• [Task requirements]: Find each line with the word "särskilt" and copy it.
[Start Entries]
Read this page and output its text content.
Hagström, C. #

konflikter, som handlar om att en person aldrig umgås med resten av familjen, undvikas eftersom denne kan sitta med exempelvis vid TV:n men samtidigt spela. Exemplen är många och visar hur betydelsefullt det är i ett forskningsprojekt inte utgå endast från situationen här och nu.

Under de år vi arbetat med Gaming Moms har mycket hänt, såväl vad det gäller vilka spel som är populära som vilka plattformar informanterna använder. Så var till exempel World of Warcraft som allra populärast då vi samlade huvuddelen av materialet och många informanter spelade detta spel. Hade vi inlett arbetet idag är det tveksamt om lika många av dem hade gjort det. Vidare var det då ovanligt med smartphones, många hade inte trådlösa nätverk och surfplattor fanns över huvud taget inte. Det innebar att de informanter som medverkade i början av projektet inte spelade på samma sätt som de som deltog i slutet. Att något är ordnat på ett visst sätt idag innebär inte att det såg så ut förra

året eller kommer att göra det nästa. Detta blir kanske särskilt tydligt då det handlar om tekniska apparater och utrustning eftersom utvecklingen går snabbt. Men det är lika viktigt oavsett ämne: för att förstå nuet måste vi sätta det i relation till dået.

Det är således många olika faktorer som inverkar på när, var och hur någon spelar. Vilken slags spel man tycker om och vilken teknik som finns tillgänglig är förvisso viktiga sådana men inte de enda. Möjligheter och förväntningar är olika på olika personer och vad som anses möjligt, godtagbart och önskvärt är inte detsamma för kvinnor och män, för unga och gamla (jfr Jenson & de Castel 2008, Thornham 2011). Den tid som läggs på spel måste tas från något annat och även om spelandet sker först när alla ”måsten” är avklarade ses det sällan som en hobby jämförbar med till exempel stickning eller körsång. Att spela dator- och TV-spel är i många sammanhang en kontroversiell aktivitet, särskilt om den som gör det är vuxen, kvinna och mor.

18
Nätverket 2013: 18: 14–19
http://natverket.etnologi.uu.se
[End Entries]
• [Result]:
året eller kommer att göra det nästa. Detta blir kanske särskilt tydligt då det handlar om tekniska apparater och utrustning eftersom utvecklingen går snabbt. Men det är lika viktigt oavsett ämne: för att förstå nuet måste vi sätta det i relation till dået.
Det är således många olika faktorer som inverkar på när, var och hur någon spelar. Vilken slags spel man tycker om och vilken teknik som finns tillgänglig är förvisso viktiga sådana men inte de enda. Möjligheter och förväntningar är olika på olika personer och vad som anses möjligt, godtagbart och önskvärt är inte detsamma för kvinnor och män, för unga och gamla (jfr Jenson & de Castel 2008, Thornham 2011). Den tid som läggs på spel måste tas från något annat och även om spelandet sker först när alla ”måsten” är avklarade ses det sällan som en hobby jämförbar med till exempel stickning eller körsång. Att spela dator- och TV-spel är i många sammanhang en kontroversiell aktivitet, särskilt om den som gör det är vuxen, kvinna och mor.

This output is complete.